**What to do**
Output all of the records exactly as written.

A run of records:
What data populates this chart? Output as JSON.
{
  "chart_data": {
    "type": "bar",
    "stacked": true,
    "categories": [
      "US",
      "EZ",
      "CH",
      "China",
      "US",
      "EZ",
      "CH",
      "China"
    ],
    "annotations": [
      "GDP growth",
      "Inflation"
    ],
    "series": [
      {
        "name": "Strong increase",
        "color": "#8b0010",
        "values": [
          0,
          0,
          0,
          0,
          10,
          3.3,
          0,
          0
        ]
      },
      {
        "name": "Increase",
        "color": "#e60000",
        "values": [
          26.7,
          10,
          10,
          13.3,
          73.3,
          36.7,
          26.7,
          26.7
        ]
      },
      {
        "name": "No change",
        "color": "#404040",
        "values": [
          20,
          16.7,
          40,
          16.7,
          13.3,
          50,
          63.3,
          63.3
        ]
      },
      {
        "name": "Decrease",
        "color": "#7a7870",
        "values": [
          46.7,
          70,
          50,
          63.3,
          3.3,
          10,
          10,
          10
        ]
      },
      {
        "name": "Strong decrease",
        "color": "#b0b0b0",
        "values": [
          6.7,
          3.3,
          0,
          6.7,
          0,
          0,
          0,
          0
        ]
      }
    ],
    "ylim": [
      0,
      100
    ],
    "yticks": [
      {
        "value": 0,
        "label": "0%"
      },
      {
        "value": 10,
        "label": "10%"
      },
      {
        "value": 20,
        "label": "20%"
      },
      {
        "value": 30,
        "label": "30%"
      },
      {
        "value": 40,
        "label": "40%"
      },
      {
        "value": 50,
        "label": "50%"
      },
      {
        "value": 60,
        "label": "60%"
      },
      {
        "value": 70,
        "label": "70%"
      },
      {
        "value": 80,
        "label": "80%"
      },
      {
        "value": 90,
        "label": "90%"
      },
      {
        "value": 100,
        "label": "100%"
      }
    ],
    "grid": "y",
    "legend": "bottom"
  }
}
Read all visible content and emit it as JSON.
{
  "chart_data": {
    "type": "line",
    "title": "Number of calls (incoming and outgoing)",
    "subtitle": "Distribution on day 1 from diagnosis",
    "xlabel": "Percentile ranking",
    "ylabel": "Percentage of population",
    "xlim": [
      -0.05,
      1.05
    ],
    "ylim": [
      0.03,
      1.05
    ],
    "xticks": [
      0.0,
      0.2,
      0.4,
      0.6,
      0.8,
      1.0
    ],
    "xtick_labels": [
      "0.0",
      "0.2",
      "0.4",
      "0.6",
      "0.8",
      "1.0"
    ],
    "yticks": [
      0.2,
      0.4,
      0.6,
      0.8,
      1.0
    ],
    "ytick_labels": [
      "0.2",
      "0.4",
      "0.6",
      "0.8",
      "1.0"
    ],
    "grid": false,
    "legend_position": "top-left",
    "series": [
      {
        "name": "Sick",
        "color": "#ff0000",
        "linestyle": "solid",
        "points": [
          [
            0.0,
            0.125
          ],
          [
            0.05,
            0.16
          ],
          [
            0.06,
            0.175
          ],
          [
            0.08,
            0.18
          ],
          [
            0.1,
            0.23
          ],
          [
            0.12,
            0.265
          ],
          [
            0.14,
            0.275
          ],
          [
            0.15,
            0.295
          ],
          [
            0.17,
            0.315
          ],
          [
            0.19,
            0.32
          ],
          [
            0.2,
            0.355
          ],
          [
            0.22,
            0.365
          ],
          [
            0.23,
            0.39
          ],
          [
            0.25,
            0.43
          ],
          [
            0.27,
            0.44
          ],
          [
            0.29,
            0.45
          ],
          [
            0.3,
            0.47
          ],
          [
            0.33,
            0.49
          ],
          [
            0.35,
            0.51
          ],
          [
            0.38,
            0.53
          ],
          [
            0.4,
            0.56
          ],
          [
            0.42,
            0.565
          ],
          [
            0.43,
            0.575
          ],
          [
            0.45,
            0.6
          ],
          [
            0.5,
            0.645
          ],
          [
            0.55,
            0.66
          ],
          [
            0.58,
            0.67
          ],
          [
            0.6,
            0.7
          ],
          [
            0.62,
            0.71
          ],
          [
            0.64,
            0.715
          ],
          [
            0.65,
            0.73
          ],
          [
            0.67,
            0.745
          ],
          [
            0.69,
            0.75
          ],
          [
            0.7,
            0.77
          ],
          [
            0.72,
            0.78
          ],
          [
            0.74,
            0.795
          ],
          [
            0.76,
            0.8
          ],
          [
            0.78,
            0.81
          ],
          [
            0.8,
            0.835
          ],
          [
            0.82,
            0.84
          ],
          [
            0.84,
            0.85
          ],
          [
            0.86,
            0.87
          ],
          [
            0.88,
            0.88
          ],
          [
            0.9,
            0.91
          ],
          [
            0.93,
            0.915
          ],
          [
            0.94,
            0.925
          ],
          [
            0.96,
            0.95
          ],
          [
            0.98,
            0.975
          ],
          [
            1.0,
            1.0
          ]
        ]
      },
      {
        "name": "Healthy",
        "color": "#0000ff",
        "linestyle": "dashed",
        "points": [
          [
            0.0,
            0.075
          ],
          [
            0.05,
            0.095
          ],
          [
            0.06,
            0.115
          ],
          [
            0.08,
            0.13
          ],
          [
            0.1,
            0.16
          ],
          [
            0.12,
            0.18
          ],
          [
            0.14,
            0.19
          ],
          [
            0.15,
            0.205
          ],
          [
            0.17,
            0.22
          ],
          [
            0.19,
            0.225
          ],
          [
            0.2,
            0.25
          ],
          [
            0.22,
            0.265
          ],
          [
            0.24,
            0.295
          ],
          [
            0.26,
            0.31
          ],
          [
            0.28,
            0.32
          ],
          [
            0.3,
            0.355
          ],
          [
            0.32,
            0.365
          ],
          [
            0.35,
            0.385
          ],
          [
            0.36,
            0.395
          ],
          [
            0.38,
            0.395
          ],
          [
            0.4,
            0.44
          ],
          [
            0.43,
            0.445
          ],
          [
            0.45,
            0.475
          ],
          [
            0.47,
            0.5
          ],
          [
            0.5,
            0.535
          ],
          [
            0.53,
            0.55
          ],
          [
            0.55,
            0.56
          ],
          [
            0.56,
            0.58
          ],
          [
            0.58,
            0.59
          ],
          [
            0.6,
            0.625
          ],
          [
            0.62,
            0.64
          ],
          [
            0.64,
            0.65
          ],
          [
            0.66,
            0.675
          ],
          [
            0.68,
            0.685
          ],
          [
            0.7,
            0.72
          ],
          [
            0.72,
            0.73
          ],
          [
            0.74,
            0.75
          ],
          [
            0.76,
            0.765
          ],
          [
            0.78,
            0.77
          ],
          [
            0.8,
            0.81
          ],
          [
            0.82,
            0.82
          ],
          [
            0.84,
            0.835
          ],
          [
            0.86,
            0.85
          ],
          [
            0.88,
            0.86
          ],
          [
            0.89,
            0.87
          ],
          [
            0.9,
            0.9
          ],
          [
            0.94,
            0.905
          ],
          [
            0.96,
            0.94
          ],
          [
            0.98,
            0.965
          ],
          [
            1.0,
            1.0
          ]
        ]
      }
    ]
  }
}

**Answer for this exercise**
What data populates this chart? Output as JSON.
{
  "chart_data": {
    "type": "bar",
    "stacked": true,
    "categories": [
      "US",
      "EZ",
      "CH",
      "China",
      "US",
      "EZ",
      "CH",
      "China"
    ],
    "annotations": [
      "GDP growth",
      "Inflation"
    ],
    "series": [
      {
        "name": "Strong increase",
        "color": "#8b0010",
        "values": [
          0,
          0,
          0,
          0,
          10,
          3.3,
          0,
          0
        ]
      },
      {
        "name": "Increase",
        "color": "#e60000",
        "values": [
          26.7,
          10,
          10,
          13.3,
          73.3,
          36.7,
          26.7,
          26.7
        ]
      },
      {
        "name": "No change",
        "color": "#404040",
        "values": [
          20,
          16.7,
          40,
          16.7,
          13.3,
          50,
          63.3,
          63.3
        ]
      },
      {
        "name": "Decrease",
        "color": "#7a7870",
        "values": [
          46.7,
          70,
          50,
          63.3,
          3.3,
          10,
          10,
          10
        ]
      },
      {
        "name": "Strong decrease",
        "color": "#b0b0b0",
        "values": [
          6.7,
          3.3,
          0,
          6.7,
          0,
          0,
          0,
          0
        ]
      }
    ],
    "ylim": [
      0,
      100
    ],
    "yticks": [
      {
        "value": 0,
        "label": "0%"
      },
      {
        "value": 10,
        "label": "10%"
      },
      {
        "value": 20,
        "label": "20%"
      },
      {
        "value": 30,
        "label": "30%"
      },
      {
        "value": 40,
        "label": "40%"
      },
      {
        "value": 50,
        "label": "50%"
      },
      {
        "value": 60,
        "label": "60%"
      },
      {
        "value": 70,
        "label": "70%"
      },
      {
        "value": 80,
        "label": "80%"
      },
      {
        "value": 90,
        "label": "90%"
      },
      {
        "value": 100,
        "label": "100%"
      }
    ],
    "grid": "y",
    "legend": "bottom"
  }
}
Read all visible content and emit it as JSON.
{
  "chart_data": {
    "type": "line",
    "title": "Number of calls (incoming and outgoing)",
    "subtitle": "Distribution on day 1 from diagnosis",
    "xlabel": "Percentile ranking",
    "ylabel": "Percentage of population",
    "xlim": [
      -0.05,
      1.05
    ],
    "ylim": [
      0.03,
      1.05
    ],
    "xticks": [
      0.0,
      0.2,
      0.4,
      0.6,
      0.8,
      1.0
    ],
    "xtick_labels": [
      "0.0",
      "0.2",
      "0.4",
      "0.6",
      "0.8",
      "1.0"
    ],
    "yticks": [
      0.2,
      0.4,
      0.6,
      0.8,
      1.0
    ],
    "ytick_labels": [
      "0.2",
      "0.4",
      "0.6",
      "0.8",
      "1.0"
    ],
    "grid": false,
    "legend_position": "top-left",
    "series": [
      {
        "name": "Sick",
        "color": "#ff0000",
        "linestyle": "solid",
        "points": [
          [
            0.0,
            0.125
          ],
          [
            0.05,
            0.16
          ],
          [
            0.06,
            0.175
          ],
          [
            0.08,
            0.18
          ],
          [
            0.1,
            0.23
          ],
          [
            0.12,
            0.265
          ],
          [
            0.14,
            0.275
          ],
          [
            0.15,
            0.295
          ],
          [
            0.17,
            0.315
          ],
          [
            0.19,
            0.32
          ],
          [
            0.2,
            0.355
          ],
          [
            0.22,
            0.365
          ],
          [
            0.23,
            0.39
          ],
          [
            0.25,
            0.43
          ],
          [
            0.27,
            0.44
          ],
          [
            0.29,
            0.45
          ],
          [
            0.3,
            0.47
          ],
          [
            0.33,
            0.49
          ],
          [
            0.35,
            0.51
          ],
          [
            0.38,
            0.53
          ],
          [
            0.4,
            0.56
          ],
          [
            0.42,
            0.565
          ],
          [
            0.43,
            0.575
          ],
          [
            0.45,
            0.6
          ],
          [
            0.5,
            0.645
          ],
          [
            0.55,
            0.66
          ],
          [
            0.58,
            0.67
          ],
          [
            0.6,
            0.7
          ],
          [
            0.62,
            0.71
          ],
          [
            0.64,
            0.715
          ],
          [
            0.65,
            0.73
          ],
          [
            0.67,
            0.745
          ],
          [
            0.69,
            0.75
          ],
          [
            0.7,
            0.77
          ],
          [
            0.72,
            0.78
          ],
          [
            0.74,
            0.795
          ],
          [
            0.76,
            0.8
          ],
          [
            0.78,
            0.81
          ],
          [
            0.8,
            0.835
          ],
          [
            0.82,
            0.84
          ],
          [
            0.84,
            0.85
          ],
          [
            0.86,
            0.87
          ],
          [
            0.88,
            0.88
          ],
          [
            0.9,
            0.91
          ],
          [
            0.93,
            0.915
          ],
          [
            0.94,
            0.925
          ],
          [
            0.96,
            0.95
          ],
          [
            0.98,
            0.975
          ],
          [
            1.0,
            1.0
          ]
        ]
      },
      {
        "name": "Healthy",
        "color": "#0000ff",
        "linestyle": "dashed",
        "points": [
          [
            0.0,
            0.075
          ],
          [
            0.05,
            0.095
          ],
          [
            0.06,
            0.115
          ],
          [
            0.08,
            0.13
          ],
          [
            0.1,
            0.16
          ],
          [
            0.12,
            0.18
          ],
          [
            0.14,
            0.19
          ],
          [
            0.15,
            0.205
          ],
          [
            0.17,
            0.22
          ],
          [
            0.19,
            0.225
          ],
          [
            0.2,
            0.25
          ],
          [
            0.22,
            0.265
          ],
          [
            0.24,
            0.295
          ],
          [
            0.26,
            0.31
          ],
          [
            0.28,
            0.32
          ],
          [
            0.3,
            0.355
          ],
          [
            0.32,
            0.365
          ],
          [
            0.35,
            0.385
          ],
          [
            0.36,
            0.395
          ],
          [
            0.38,
            0.395
          ],
          [
            0.4,
            0.44
          ],
          [
            0.43,
            0.445
          ],
          [
            0.45,
            0.475
          ],
          [
            0.47,
            0.5
          ],
          [
            0.5,
            0.535
          ],
          [
            0.53,
            0.55
          ],
          [
            0.55,
            0.56
          ],
          [
            0.56,
            0.58
          ],
          [
            0.58,
            0.59
          ],
          [
            0.6,
            0.625
          ],
          [
            0.62,
            0.64
          ],
          [
            0.64,
            0.65
          ],
          [
            0.66,
            0.675
          ],
          [
            0.68,
            0.685
          ],
          [
            0.7,
            0.72
          ],
          [
            0.72,
            0.73
          ],
          [
            0.74,
            0.75
          ],
          [
            0.76,
            0.765
          ],
          [
            0.78,
            0.77
          ],
          [
            0.8,
            0.81
          ],
          [
            0.82,
            0.82
          ],
          [
            0.84,
            0.835
          ],
          [
            0.86,
            0.85
          ],
          [
            0.88,
            0.86
          ],
          [
            0.89,
            0.87
          ],
          [
            0.9,
            0.9
          ],
          [
            0.94,
            0.905
          ],
          [
            0.96,
            0.94
          ],
          [
            0.98,
            0.965
          ],
          [
            1.0,
            1.0
          ]
        ]
      }
    ]
  }
}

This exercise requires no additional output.